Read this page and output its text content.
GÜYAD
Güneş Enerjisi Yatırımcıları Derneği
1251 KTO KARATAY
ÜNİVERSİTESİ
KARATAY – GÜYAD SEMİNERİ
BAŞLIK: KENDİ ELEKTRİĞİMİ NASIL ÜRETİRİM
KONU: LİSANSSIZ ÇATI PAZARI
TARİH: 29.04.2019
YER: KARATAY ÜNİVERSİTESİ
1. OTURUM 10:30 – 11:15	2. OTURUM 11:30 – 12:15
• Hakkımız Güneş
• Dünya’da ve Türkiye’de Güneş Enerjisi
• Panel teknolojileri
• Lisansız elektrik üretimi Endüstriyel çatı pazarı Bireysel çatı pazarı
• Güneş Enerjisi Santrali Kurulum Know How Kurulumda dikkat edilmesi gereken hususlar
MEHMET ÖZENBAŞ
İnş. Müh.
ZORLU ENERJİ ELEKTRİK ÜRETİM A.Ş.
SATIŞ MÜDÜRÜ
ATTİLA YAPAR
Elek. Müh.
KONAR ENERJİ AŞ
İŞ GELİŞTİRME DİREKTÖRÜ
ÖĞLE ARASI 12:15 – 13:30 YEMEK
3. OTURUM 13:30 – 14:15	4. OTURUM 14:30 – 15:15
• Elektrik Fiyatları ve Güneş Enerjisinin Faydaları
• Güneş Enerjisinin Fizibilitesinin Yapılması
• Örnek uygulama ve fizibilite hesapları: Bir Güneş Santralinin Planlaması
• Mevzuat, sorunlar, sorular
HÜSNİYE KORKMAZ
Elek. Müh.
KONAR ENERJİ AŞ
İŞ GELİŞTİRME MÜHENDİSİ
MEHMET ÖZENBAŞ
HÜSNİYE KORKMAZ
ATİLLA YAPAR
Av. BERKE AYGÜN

------------------------------------

## Stated problem
Repeat the entries exactly, all of them.

## Exercise solution
Read this page and output its text content.
GÜYAD
Güneş Enerjisi Yatırımcıları Derneği
1251 KTO KARATAY
ÜNİVERSİTESİ
KARATAY – GÜYAD SEMİNERİ
BAŞLIK: KENDİ ELEKTRİĞİMİ NASIL ÜRETİRİM
KONU: LİSANSSIZ ÇATI PAZARI
TARİH: 29.04.2019
YER: KARATAY ÜNİVERSİTESİ
1. OTURUM 10:30 – 11:15	2. OTURUM 11:30 – 12:15
• Hakkımız Güneş
• Dünya’da ve Türkiye’de Güneş Enerjisi
• Panel teknolojileri
• Lisansız elektrik üretimi Endüstriyel çatı pazarı Bireysel çatı pazarı
• Güneş Enerjisi Santrali Kurulum Know How Kurulumda dikkat edilmesi gereken hususlar
MEHMET ÖZENBAŞ
İnş. Müh.
ZORLU ENERJİ ELEKTRİK ÜRETİM A.Ş.
SATIŞ MÜDÜRÜ
ATTİLA YAPAR
Elek. Müh.
KONAR ENERJİ AŞ
İŞ GELİŞTİRME DİREKTÖRÜ
ÖĞLE ARASI 12:15 – 13:30 YEMEK
3. OTURUM 13:30 – 14:15	4. OTURUM 14:30 – 15:15
• Elektrik Fiyatları ve Güneş Enerjisinin Faydaları
• Güneş Enerjisinin Fizibilitesinin Yapılması
• Örnek uygulama ve fizibilite hesapları: Bir Güneş Santralinin Planlaması
• Mevzuat, sorunlar, sorular
HÜSNİYE KORKMAZ
Elek. Müh.
KONAR ENERJİ AŞ
İŞ GELİŞTİRME MÜHENDİSİ
MEHMET ÖZENBAŞ
HÜSNİYE KORKMAZ
ATİLLA YAPAR
Av. BERKE AYGÜN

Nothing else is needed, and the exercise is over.